Data supplied |
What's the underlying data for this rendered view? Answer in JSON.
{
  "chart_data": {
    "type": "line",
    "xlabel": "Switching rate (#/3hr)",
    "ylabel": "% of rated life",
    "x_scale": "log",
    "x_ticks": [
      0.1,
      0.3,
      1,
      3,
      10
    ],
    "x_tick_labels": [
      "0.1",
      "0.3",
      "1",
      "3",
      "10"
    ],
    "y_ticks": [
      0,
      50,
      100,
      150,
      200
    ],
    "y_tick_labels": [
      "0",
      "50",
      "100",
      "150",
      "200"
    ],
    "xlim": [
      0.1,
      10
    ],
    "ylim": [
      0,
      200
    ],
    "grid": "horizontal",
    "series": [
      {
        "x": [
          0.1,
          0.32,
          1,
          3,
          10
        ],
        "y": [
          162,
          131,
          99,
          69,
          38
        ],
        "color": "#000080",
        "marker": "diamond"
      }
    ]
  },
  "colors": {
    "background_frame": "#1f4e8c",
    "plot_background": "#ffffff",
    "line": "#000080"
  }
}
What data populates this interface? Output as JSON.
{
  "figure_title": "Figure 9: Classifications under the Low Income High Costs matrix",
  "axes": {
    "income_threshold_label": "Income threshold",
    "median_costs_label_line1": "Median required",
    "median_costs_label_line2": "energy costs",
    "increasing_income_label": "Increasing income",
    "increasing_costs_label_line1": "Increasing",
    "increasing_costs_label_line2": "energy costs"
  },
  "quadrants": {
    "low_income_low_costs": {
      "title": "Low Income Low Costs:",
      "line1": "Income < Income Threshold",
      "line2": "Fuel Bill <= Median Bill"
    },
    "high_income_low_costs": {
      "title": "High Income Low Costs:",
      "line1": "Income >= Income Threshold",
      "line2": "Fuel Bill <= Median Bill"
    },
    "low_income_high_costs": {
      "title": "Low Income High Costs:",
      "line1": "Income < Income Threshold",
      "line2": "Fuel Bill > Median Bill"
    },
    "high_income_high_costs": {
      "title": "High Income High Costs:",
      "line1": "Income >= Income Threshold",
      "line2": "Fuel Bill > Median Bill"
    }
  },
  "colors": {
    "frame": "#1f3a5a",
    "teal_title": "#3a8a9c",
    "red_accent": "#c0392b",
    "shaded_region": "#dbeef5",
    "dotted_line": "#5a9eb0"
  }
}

Aim of the exercise | Write out the lines above, starting at the line that contains "What data populates" and ending with the final line, and nothing else; copy them exactly.

Complete response |
What data populates this interface? Output as JSON.
{
  "figure_title": "Figure 9: Classifications under the Low Income High Costs matrix",
  "axes": {
    "income_threshold_label": "Income threshold",
    "median_costs_label_line1": "Median required",
    "median_costs_label_line2": "energy costs",
    "increasing_income_label": "Increasing income",
    "increasing_costs_label_line1": "Increasing",
    "increasing_costs_label_line2": "energy costs"
  },
  "quadrants": {
    "low_income_low_costs": {
      "title": "Low Income Low Costs:",
      "line1": "Income < Income Threshold",
      "line2": "Fuel Bill <= Median Bill"
    },
    "high_income_low_costs": {
      "title": "High Income Low Costs:",
      "line1": "Income >= Income Threshold",
      "line2": "Fuel Bill <= Median Bill"
    },
    "low_income_high_costs": {
      "title": "Low Income High Costs:",
      "line1": "Income < Income Threshold",
      "line2": "Fuel Bill > Median Bill"
    },
    "high_income_high_costs": {
      "title": "High Income High Costs:",
      "line1": "Income >= Income Threshold",
      "line2": "Fuel Bill > Median Bill"
    }
  },
  "colors": {
    "frame": "#1f3a5a",
    "teal_title": "#3a8a9c",
    "red_accent": "#c0392b",
    "shaded_region": "#dbeef5",
    "dotted_line": "#5a9eb0"
  }
}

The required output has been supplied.